# Exercise:
Check every line of the entries for "Buildings", and copy the lines that hold it.

# Data for processing:
########################################

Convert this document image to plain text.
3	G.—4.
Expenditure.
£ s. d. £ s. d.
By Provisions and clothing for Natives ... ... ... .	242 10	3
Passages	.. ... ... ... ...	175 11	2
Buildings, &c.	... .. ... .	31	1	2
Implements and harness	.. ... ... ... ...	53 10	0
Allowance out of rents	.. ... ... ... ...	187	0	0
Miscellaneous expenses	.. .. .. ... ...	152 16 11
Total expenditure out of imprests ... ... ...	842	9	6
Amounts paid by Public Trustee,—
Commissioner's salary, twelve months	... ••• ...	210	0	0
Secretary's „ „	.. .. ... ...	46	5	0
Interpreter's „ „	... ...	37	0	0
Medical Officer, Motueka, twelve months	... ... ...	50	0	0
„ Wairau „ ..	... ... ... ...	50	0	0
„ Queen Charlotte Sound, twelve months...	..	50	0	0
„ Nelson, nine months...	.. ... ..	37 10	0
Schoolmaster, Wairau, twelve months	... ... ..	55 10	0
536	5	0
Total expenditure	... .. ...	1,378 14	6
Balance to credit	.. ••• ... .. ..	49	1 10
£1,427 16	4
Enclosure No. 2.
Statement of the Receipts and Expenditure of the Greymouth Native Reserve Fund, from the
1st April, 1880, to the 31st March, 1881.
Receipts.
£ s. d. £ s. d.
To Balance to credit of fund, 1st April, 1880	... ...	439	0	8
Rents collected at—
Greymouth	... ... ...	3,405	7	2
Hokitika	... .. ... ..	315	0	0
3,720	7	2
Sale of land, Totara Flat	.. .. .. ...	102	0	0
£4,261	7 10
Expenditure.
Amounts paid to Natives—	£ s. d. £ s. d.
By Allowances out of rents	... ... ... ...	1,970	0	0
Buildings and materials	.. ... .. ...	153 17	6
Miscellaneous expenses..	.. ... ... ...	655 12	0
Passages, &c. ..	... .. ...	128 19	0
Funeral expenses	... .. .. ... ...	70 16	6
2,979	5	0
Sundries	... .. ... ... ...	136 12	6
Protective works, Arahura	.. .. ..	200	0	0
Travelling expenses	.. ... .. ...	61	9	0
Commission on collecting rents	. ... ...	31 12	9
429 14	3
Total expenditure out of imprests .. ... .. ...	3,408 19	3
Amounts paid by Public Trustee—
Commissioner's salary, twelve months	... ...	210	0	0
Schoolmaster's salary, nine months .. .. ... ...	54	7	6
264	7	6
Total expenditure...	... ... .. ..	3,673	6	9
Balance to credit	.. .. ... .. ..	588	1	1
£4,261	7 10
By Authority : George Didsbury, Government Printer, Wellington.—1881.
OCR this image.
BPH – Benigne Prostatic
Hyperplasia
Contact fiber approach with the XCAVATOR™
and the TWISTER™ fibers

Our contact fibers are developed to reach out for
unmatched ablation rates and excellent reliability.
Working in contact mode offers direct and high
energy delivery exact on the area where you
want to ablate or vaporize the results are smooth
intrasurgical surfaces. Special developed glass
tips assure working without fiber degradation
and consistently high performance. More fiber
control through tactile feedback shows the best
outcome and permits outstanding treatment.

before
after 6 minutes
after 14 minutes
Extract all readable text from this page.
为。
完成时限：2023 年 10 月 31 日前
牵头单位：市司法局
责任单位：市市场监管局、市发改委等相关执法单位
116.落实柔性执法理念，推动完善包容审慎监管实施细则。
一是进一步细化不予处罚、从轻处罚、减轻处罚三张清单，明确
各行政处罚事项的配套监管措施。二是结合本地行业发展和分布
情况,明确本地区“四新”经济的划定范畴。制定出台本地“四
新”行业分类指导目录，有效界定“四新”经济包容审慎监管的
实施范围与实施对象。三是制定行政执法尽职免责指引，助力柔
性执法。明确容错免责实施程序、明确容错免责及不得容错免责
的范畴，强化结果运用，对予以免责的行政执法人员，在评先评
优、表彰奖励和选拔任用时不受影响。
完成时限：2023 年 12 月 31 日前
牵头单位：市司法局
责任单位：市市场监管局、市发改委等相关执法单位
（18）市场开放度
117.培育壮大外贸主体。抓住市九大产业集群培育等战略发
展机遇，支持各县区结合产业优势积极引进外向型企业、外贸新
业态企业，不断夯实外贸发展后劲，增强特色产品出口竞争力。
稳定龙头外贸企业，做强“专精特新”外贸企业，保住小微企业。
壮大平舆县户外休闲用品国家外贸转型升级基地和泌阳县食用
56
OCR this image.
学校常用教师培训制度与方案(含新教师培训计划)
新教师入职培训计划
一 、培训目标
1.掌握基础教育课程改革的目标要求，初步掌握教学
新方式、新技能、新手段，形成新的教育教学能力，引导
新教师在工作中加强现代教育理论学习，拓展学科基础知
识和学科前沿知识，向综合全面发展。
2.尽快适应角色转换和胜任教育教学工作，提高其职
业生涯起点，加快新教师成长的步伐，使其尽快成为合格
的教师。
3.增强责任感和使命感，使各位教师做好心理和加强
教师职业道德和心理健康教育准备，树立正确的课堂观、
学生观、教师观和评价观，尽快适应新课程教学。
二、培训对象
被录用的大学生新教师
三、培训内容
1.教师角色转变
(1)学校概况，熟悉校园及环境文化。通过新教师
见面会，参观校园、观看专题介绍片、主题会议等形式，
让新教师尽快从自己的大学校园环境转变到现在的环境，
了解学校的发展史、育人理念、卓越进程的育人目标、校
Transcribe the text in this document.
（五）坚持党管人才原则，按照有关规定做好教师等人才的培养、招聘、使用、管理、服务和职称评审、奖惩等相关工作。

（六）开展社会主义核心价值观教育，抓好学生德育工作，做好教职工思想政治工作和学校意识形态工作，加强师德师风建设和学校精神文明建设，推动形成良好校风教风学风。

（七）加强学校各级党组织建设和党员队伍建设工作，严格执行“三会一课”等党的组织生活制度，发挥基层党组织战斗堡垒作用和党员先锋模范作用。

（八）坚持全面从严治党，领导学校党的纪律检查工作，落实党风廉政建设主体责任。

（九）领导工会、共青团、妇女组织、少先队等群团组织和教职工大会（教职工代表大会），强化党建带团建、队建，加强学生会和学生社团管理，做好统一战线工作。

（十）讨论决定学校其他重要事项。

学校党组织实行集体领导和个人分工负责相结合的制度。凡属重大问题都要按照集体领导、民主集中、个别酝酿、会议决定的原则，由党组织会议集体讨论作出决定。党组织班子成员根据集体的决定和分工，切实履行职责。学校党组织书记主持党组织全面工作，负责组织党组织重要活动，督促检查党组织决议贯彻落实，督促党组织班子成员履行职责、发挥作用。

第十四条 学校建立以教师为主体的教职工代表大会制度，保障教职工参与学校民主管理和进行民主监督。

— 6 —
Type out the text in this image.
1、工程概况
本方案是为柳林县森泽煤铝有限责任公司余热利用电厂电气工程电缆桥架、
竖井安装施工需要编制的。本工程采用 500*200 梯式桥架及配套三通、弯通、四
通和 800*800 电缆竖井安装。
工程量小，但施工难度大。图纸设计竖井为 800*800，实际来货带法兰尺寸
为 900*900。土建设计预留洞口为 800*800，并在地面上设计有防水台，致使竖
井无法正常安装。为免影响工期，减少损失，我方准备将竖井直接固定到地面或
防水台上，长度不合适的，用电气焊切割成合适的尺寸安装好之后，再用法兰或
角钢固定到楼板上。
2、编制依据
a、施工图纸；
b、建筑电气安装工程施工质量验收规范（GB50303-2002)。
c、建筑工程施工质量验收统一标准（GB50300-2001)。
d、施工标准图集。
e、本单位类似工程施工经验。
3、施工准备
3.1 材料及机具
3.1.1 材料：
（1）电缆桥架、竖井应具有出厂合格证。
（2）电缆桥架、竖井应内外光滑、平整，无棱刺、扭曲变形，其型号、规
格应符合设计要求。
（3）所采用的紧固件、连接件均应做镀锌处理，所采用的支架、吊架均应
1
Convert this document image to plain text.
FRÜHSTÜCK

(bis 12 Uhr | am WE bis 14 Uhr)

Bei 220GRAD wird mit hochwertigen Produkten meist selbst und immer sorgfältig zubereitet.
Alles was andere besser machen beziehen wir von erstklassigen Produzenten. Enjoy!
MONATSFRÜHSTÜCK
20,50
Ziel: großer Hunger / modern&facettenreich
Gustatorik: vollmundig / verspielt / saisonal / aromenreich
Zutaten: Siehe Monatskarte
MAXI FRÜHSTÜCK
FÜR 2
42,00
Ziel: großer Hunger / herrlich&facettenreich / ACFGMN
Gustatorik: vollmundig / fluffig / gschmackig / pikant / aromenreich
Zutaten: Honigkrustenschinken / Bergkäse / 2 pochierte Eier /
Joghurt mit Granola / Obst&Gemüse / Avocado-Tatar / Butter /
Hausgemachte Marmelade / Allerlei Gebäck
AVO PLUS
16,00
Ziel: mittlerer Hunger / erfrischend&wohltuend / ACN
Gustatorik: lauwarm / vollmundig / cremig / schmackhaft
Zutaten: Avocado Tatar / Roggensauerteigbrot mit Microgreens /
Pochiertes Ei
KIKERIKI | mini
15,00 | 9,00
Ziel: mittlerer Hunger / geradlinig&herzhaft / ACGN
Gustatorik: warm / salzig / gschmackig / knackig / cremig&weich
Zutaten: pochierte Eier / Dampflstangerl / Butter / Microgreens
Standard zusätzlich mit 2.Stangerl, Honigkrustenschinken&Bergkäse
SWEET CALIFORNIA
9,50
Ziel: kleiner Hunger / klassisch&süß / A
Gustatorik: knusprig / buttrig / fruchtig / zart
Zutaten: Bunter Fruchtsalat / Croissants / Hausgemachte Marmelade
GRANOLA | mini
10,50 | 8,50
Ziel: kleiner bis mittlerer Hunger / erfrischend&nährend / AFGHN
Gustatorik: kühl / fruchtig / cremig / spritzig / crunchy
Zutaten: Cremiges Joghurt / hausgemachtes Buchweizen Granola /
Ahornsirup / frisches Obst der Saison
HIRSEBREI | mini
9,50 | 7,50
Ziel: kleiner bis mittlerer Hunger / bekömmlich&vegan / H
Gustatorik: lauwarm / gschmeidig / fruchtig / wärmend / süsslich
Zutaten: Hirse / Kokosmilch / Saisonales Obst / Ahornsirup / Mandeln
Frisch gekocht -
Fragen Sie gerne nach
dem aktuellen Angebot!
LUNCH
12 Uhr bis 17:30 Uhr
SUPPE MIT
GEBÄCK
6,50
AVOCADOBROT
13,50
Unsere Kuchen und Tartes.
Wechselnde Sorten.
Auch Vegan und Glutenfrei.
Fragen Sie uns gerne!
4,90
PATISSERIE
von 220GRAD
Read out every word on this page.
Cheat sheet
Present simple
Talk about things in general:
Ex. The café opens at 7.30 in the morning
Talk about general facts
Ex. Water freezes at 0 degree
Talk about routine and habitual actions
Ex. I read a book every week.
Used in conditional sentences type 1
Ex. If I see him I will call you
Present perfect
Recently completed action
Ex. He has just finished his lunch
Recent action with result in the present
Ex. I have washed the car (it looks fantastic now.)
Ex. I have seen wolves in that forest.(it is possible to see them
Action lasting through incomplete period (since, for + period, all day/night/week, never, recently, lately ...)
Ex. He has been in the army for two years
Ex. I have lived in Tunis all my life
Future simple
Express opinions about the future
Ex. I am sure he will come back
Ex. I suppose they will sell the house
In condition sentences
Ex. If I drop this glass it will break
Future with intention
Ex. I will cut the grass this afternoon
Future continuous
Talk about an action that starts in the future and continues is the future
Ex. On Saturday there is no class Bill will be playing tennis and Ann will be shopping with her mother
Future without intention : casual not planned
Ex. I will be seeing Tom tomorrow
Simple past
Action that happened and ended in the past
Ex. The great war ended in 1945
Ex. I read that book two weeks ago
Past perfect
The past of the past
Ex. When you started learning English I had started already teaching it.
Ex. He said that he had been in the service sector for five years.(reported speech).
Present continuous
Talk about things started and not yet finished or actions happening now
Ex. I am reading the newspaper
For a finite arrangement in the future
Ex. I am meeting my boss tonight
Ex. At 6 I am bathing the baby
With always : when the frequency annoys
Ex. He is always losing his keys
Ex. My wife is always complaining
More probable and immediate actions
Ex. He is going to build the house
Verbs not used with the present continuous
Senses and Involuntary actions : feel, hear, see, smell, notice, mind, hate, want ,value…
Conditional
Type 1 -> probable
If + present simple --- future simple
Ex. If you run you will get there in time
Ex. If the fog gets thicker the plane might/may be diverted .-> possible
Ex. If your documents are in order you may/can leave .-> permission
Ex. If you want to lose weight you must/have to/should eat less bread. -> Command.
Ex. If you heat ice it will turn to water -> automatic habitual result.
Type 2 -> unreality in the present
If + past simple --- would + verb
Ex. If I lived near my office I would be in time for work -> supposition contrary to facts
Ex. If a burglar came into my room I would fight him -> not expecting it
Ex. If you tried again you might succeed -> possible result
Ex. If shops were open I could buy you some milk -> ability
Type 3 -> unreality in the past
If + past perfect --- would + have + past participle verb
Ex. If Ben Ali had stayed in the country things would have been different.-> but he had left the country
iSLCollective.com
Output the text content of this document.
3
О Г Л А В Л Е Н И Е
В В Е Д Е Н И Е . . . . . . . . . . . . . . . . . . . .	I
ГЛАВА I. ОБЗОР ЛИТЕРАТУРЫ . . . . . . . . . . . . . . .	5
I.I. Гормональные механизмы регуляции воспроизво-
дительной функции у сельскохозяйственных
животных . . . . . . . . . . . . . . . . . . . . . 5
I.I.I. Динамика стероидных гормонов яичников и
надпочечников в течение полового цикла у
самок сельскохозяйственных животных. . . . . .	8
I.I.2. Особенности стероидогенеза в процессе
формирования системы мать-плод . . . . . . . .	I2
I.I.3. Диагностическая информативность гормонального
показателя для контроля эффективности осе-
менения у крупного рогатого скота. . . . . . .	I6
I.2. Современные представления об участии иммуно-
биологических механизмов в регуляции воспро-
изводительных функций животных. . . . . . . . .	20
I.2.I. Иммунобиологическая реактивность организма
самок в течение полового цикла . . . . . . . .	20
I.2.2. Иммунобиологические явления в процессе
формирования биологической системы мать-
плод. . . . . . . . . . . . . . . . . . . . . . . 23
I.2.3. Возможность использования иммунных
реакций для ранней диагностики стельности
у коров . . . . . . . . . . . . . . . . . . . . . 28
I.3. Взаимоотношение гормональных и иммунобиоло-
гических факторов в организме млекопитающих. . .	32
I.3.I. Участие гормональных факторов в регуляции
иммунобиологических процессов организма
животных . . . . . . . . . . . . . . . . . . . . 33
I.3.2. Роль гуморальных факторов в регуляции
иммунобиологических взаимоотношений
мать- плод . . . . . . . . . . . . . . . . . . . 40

########################################

# Solution below:
Buildings, &c.	... .. ... .	31	1	2
Buildings and materials	.. ... .. ...	153 17	6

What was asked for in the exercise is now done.